Stored entries:
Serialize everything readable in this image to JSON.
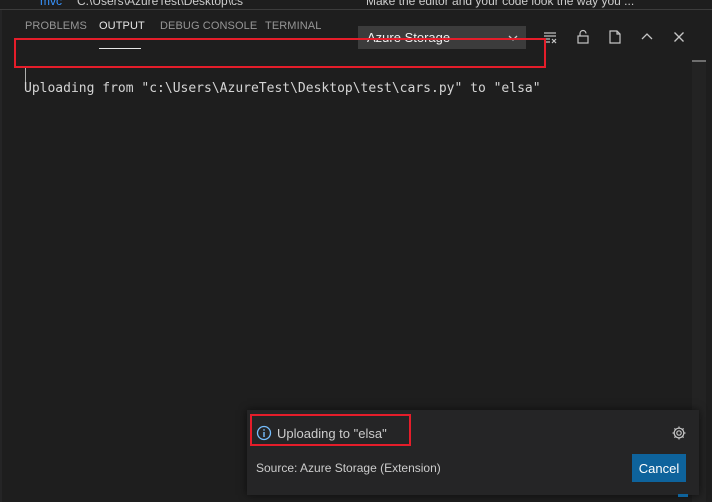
{
  "background_editor": {
    "project_name": "mvc",
    "project_path": "C:\\Users\\AzureTest\\Desktop\\cs",
    "tip_text": "Make the editor and your code look the way you ..."
  },
  "panel": {
    "tabs": [
      {
        "label": "PROBLEMS",
        "active": false
      },
      {
        "label": "OUTPUT",
        "active": true
      },
      {
        "label": "DEBUG CONSOLE",
        "active": false
      },
      {
        "label": "TERMINAL",
        "active": false
      }
    ],
    "channel_select": {
      "value": "Azure Storage"
    },
    "actions": [
      {
        "name": "clear-output-icon"
      },
      {
        "name": "lock-scroll-icon"
      },
      {
        "name": "open-in-editor-icon"
      },
      {
        "name": "maximize-panel-icon"
      },
      {
        "name": "close-panel-icon"
      }
    ]
  },
  "output": {
    "lines": [
      "Uploading from \"c:\\Users\\AzureTest\\Desktop\\test\\cars.py\" to \"elsa\""
    ]
  },
  "notification": {
    "message": "Uploading to \"elsa\"",
    "source": "Source: Azure Storage (Extension)",
    "button_label": "Cancel"
  },
  "colors": {
    "background": "#1e1e1e",
    "highlight_red": "#e51d2a",
    "button_blue": "#0e639c",
    "info_blue": "#75beff"
  }
}
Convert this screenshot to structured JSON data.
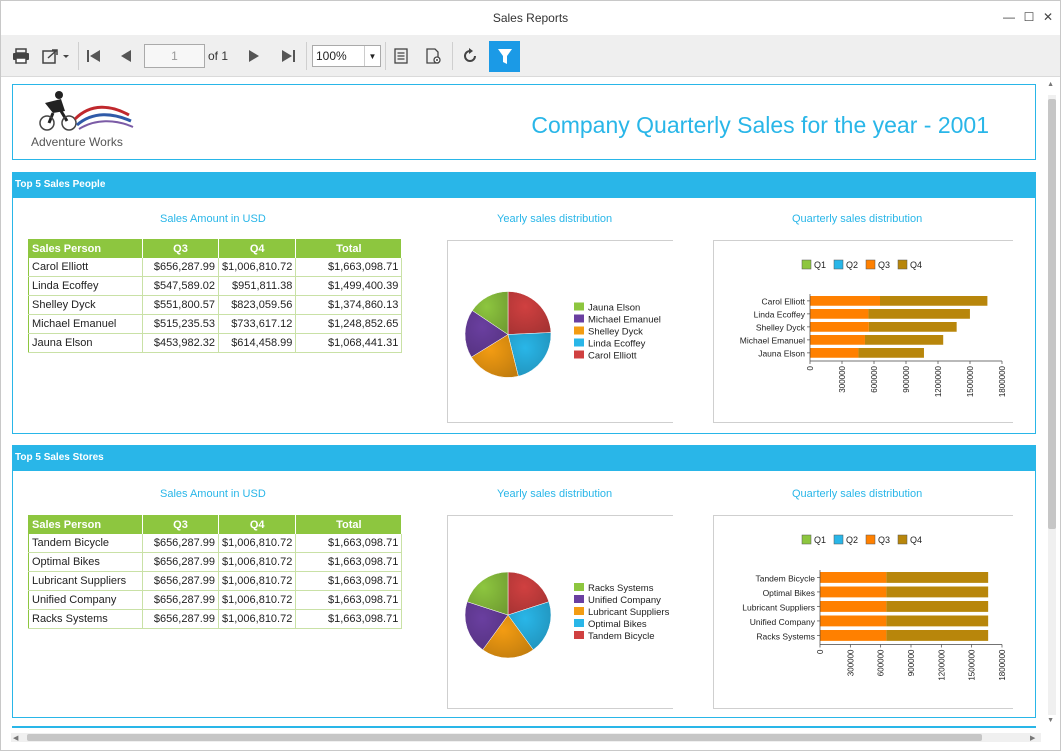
{
  "window": {
    "title": "Sales Reports"
  },
  "toolbar": {
    "page_value": "1",
    "of_label": "of",
    "page_total": "1",
    "zoom": "100%"
  },
  "header": {
    "logo_text": "Adventure Works",
    "report_title": "Company Quarterly Sales for the year - 2001"
  },
  "colors": {
    "accent": "#29b6e8",
    "table_header": "#8dc63f",
    "q1": "#8dc63f",
    "q2": "#29b6e8",
    "q3": "#ff8000",
    "q4": "#b8860b"
  },
  "sections": [
    {
      "title": "Top 5 Sales People",
      "table_title": "Sales Amount in USD",
      "pie_title": "Yearly sales distribution",
      "bar_title": "Quarterly sales distribution",
      "columns": [
        "Sales Person",
        "Q3",
        "Q4",
        "Total"
      ],
      "rows": [
        [
          "Carol Elliott",
          "$656,287.99",
          "$1,006,810.72",
          "$1,663,098.71"
        ],
        [
          "Linda Ecoffey",
          "$547,589.02",
          "$951,811.38",
          "$1,499,400.39"
        ],
        [
          "Shelley Dyck",
          "$551,800.57",
          "$823,059.56",
          "$1,374,860.13"
        ],
        [
          "Michael Emanuel",
          "$515,235.53",
          "$733,617.12",
          "$1,248,852.65"
        ],
        [
          "Jauna Elson",
          "$453,982.32",
          "$614,458.99",
          "$1,068,441.31"
        ]
      ]
    },
    {
      "title": "Top 5 Sales Stores",
      "table_title": "Sales Amount in USD",
      "pie_title": "Yearly sales distribution",
      "bar_title": "Quarterly sales distribution",
      "columns": [
        "Sales Person",
        "Q3",
        "Q4",
        "Total"
      ],
      "rows": [
        [
          "Tandem Bicycle",
          "$656,287.99",
          "$1,006,810.72",
          "$1,663,098.71"
        ],
        [
          "Optimal Bikes",
          "$656,287.99",
          "$1,006,810.72",
          "$1,663,098.71"
        ],
        [
          "Lubricant Suppliers",
          "$656,287.99",
          "$1,006,810.72",
          "$1,663,098.71"
        ],
        [
          "Unified Company",
          "$656,287.99",
          "$1,006,810.72",
          "$1,663,098.71"
        ],
        [
          "Racks Systems",
          "$656,287.99",
          "$1,006,810.72",
          "$1,663,098.71"
        ]
      ]
    }
  ],
  "chart_data": [
    {
      "type": "pie",
      "title": "Yearly sales distribution",
      "categories": [
        "Jauna Elson",
        "Michael Emanuel",
        "Shelley Dyck",
        "Linda Ecoffey",
        "Carol Elliott"
      ],
      "values": [
        1068441.31,
        1248852.65,
        1374860.13,
        1499400.39,
        1663098.71
      ],
      "colors": [
        "#8dc63f",
        "#6a3fa0",
        "#f39c12",
        "#29b6e8",
        "#d04040"
      ],
      "legend": "right"
    },
    {
      "type": "bar",
      "orientation": "horizontal",
      "stacked": true,
      "title": "Quarterly sales distribution",
      "categories": [
        "Carol Elliott",
        "Linda Ecoffey",
        "Shelley Dyck",
        "Michael Emanuel",
        "Jauna Elson"
      ],
      "series": [
        {
          "name": "Q1",
          "values": [
            0,
            0,
            0,
            0,
            0
          ],
          "color": "#8dc63f"
        },
        {
          "name": "Q2",
          "values": [
            0,
            0,
            0,
            0,
            0
          ],
          "color": "#29b6e8"
        },
        {
          "name": "Q3",
          "values": [
            656287.99,
            547589.02,
            551800.57,
            515235.53,
            453982.32
          ],
          "color": "#ff8000"
        },
        {
          "name": "Q4",
          "values": [
            1006810.72,
            951811.38,
            823059.56,
            733617.12,
            614458.99
          ],
          "color": "#b8860b"
        }
      ],
      "xlim": [
        0,
        1800000
      ],
      "xticks": [
        "0",
        "300000",
        "600000",
        "900000",
        "1200000",
        "1500000",
        "1800000"
      ],
      "legend": "top"
    },
    {
      "type": "pie",
      "title": "Yearly sales distribution",
      "categories": [
        "Racks Systems",
        "Unified Company",
        "Lubricant Suppliers",
        "Optimal Bikes",
        "Tandem Bicycle"
      ],
      "values": [
        1663098.71,
        1663098.71,
        1663098.71,
        1663098.71,
        1663098.71
      ],
      "colors": [
        "#8dc63f",
        "#6a3fa0",
        "#f39c12",
        "#29b6e8",
        "#d04040"
      ],
      "legend": "right"
    },
    {
      "type": "bar",
      "orientation": "horizontal",
      "stacked": true,
      "title": "Quarterly sales distribution",
      "categories": [
        "Tandem Bicycle",
        "Optimal Bikes",
        "Lubricant Suppliers",
        "Unified Company",
        "Racks Systems"
      ],
      "series": [
        {
          "name": "Q1",
          "values": [
            0,
            0,
            0,
            0,
            0
          ],
          "color": "#8dc63f"
        },
        {
          "name": "Q2",
          "values": [
            0,
            0,
            0,
            0,
            0
          ],
          "color": "#29b6e8"
        },
        {
          "name": "Q3",
          "values": [
            656287.99,
            656287.99,
            656287.99,
            656287.99,
            656287.99
          ],
          "color": "#ff8000"
        },
        {
          "name": "Q4",
          "values": [
            1006810.72,
            1006810.72,
            1006810.72,
            1006810.72,
            1006810.72
          ],
          "color": "#b8860b"
        }
      ],
      "xlim": [
        0,
        1800000
      ],
      "xticks": [
        "0",
        "300000",
        "600000",
        "900000",
        "1200000",
        "1500000",
        "1800000"
      ],
      "legend": "top"
    }
  ]
}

[STATED TASK]:
Find the lines above that include the string "icon" and copy them.

[RESULT]:
        "name": "clear-output-icon"
        "name": "lock-scroll-icon"
        "name": "open-in-editor-icon"
        "name": "maximize-panel-icon"
        "name": "close-panel-icon"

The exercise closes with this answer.